Dataset items
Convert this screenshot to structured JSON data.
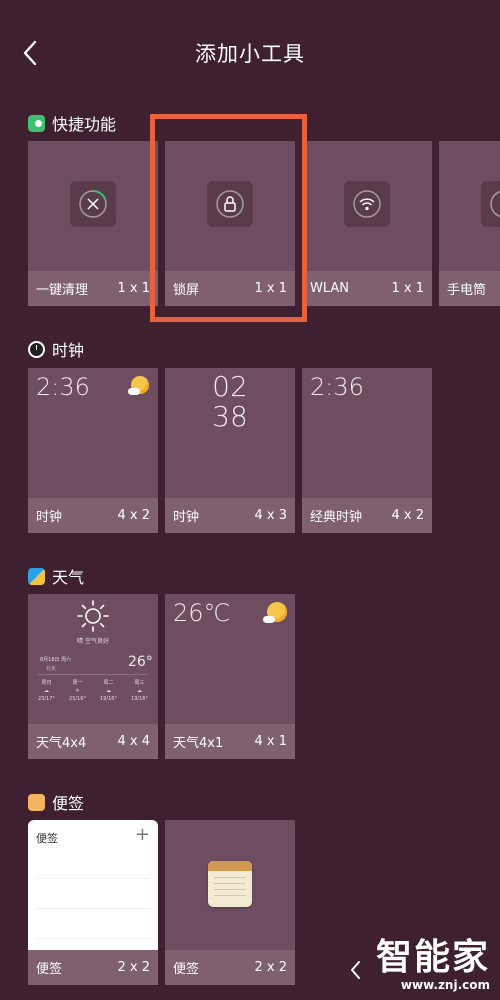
{
  "header": {
    "title": "添加小工具",
    "back_icon": "chevron-left-icon"
  },
  "sections": [
    {
      "name": "快捷功能",
      "cards": [
        {
          "label": "一键清理",
          "size": "1 x 1",
          "icon": "clean-icon"
        },
        {
          "label": "锁屏",
          "size": "1 x 1",
          "icon": "lock-icon"
        },
        {
          "label": "WLAN",
          "size": "1 x 1",
          "icon": "wifi-icon"
        },
        {
          "label": "手电筒",
          "size": "",
          "icon": "flashlight-icon"
        }
      ]
    },
    {
      "name": "时钟",
      "cards": [
        {
          "label": "时钟",
          "size": "4 x 2",
          "time": "2:36"
        },
        {
          "label": "时钟",
          "size": "4 x 3",
          "time_hours": "02",
          "time_minutes": "38"
        },
        {
          "label": "经典时钟",
          "size": "4 x 2",
          "time": "2:36"
        }
      ]
    },
    {
      "name": "天气",
      "cards": [
        {
          "label": "天气4x4",
          "size": "4 x 4",
          "condition": "晴 空气良好",
          "date": "8月18日 周六",
          "location": "北京",
          "temp": "26°",
          "forecast": [
            {
              "day": "周日",
              "range": "23/17°"
            },
            {
              "day": "周一",
              "range": "25/16°"
            },
            {
              "day": "周二",
              "range": "19/16°"
            },
            {
              "day": "周三",
              "range": "19/16°"
            }
          ]
        },
        {
          "label": "天气4x1",
          "size": "4 x 1",
          "temp": "26℃"
        }
      ]
    },
    {
      "name": "便签",
      "cards": [
        {
          "label": "便签",
          "size": "2 x 2",
          "note_title": "便签",
          "add": "+"
        },
        {
          "label": "便签",
          "size": "2 x 2"
        }
      ]
    }
  ],
  "nav": {
    "back_icon": "nav-back-icon"
  },
  "watermark": {
    "brand": "智能家",
    "url": "www.znj.com"
  },
  "colors": {
    "background": "#3f2031",
    "card": "#6d4d5f",
    "highlight": "#e8613d",
    "switch_green": "#3fbf6f"
  }
}
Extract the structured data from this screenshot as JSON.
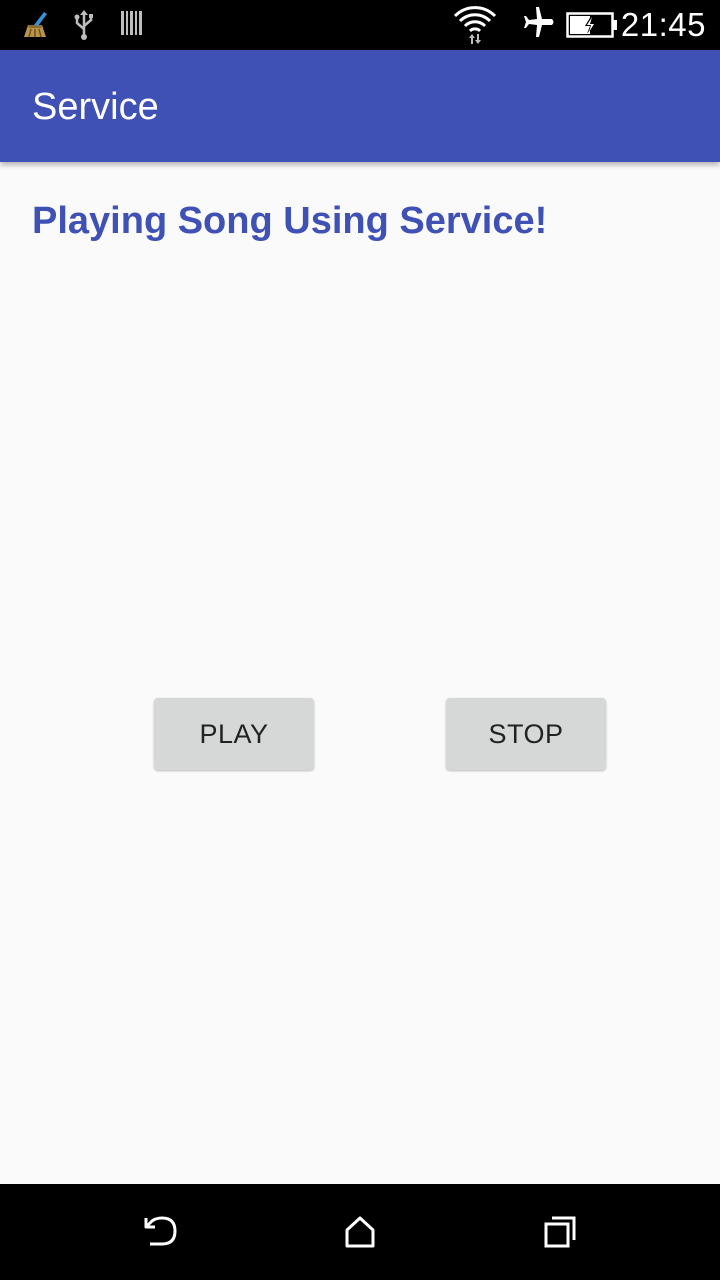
{
  "status_bar": {
    "time": "21:45",
    "icons": [
      "cleaner-app-icon",
      "usb-icon",
      "barcode-icon",
      "wifi-icon",
      "airplane-mode-icon",
      "battery-charging-icon"
    ]
  },
  "app_bar": {
    "title": "Service"
  },
  "main": {
    "heading": "Playing Song Using Service!",
    "play_button_label": "PLAY",
    "stop_button_label": "STOP"
  },
  "nav_bar": {
    "buttons": [
      "back-icon",
      "home-icon",
      "recents-icon"
    ]
  },
  "colors": {
    "primary": "#3f51b5",
    "background": "#fafafa",
    "button": "#d6d7d7"
  }
}
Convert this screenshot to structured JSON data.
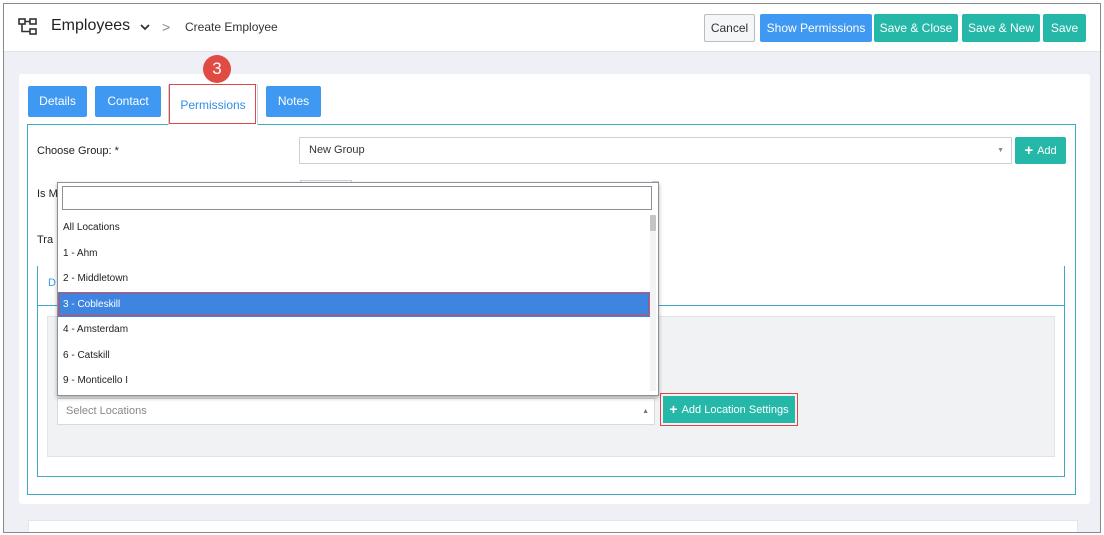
{
  "header": {
    "title": "Employees",
    "separator": ">",
    "breadcrumb": "Create Employee",
    "buttons": {
      "cancel": "Cancel",
      "show_permissions": "Show Permissions",
      "save_close": "Save & Close",
      "save_new": "Save & New",
      "save": "Save"
    }
  },
  "step_badge": "3",
  "tabs": [
    {
      "label": "Details",
      "active": false
    },
    {
      "label": "Contact",
      "active": false
    },
    {
      "label": "Permissions",
      "active": true
    },
    {
      "label": "Notes",
      "active": false
    }
  ],
  "form": {
    "choose_group_label": "Choose Group: *",
    "choose_group_value": "New Group",
    "add_label": "Add",
    "is_m_label": "Is M",
    "tra_label": "Tra",
    "subtab_label": "D",
    "select_locations_placeholder": "Select Locations",
    "add_location_settings": "Add Location Settings"
  },
  "dropdown": {
    "search_value": "",
    "items": [
      "All Locations",
      "1 - Ahm",
      "2 - Middletown",
      "3 - Cobleskill",
      "4 - Amsterdam",
      "6 - Catskill",
      "9 - Monticello I"
    ],
    "selected": "3 - Cobleskill"
  },
  "colors": {
    "primary_blue": "#3f99f2",
    "teal": "#25b8a8",
    "highlight_red": "#e0454a",
    "selected_item": "#3d85e0"
  }
}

Requirements ::
From the listing above, copy all lines holding the word "Group".

Task output ::
    "choose_group_label": "Choose Group: *",
    "choose_group_value": "New Group",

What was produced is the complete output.